Find each line containing the string "What". Copy it.

┌─ Supplied material

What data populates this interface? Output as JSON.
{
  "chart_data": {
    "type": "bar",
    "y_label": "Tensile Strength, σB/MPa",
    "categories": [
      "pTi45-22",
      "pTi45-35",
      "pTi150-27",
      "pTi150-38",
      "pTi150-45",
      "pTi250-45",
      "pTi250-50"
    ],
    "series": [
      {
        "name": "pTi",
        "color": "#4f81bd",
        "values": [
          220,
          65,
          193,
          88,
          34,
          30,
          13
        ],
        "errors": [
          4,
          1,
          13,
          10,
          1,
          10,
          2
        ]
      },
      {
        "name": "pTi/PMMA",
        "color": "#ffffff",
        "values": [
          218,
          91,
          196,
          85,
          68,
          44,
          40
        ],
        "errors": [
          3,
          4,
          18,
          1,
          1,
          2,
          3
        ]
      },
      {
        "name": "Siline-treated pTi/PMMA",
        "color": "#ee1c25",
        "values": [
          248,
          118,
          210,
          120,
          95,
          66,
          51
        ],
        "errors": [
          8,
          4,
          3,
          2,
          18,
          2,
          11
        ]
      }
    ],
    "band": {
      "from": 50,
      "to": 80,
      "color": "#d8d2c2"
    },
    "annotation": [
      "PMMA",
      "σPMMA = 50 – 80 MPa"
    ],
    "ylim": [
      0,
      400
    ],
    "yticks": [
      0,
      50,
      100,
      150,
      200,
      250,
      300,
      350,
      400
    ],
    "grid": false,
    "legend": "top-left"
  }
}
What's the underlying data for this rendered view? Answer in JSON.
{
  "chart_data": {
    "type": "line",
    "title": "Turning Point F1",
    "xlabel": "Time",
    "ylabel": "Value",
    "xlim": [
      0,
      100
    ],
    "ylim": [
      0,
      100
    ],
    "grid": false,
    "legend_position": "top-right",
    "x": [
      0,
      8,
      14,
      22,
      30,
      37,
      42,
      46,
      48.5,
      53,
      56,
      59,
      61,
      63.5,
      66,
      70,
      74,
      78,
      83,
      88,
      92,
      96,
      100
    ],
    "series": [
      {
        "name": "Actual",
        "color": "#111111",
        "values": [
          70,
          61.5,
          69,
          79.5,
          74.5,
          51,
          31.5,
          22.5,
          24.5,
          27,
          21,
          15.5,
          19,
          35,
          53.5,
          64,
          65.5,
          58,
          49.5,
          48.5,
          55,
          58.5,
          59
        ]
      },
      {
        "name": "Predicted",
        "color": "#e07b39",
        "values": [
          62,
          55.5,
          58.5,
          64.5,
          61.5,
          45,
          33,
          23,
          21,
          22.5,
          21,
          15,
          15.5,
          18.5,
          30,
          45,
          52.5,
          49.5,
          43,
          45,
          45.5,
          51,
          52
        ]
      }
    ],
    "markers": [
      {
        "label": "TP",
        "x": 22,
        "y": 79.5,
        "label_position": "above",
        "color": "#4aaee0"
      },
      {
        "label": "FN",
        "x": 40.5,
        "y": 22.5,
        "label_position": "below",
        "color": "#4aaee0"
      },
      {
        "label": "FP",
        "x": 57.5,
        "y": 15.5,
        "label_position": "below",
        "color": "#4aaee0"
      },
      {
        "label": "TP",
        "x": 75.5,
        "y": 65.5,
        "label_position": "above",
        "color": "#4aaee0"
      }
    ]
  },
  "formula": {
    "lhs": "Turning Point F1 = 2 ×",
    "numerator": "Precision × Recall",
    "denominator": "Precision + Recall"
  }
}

└─

**Full response**
What data populates this interface? Output as JSON.
What's the underlying data for this rendered view? Answer in JSON.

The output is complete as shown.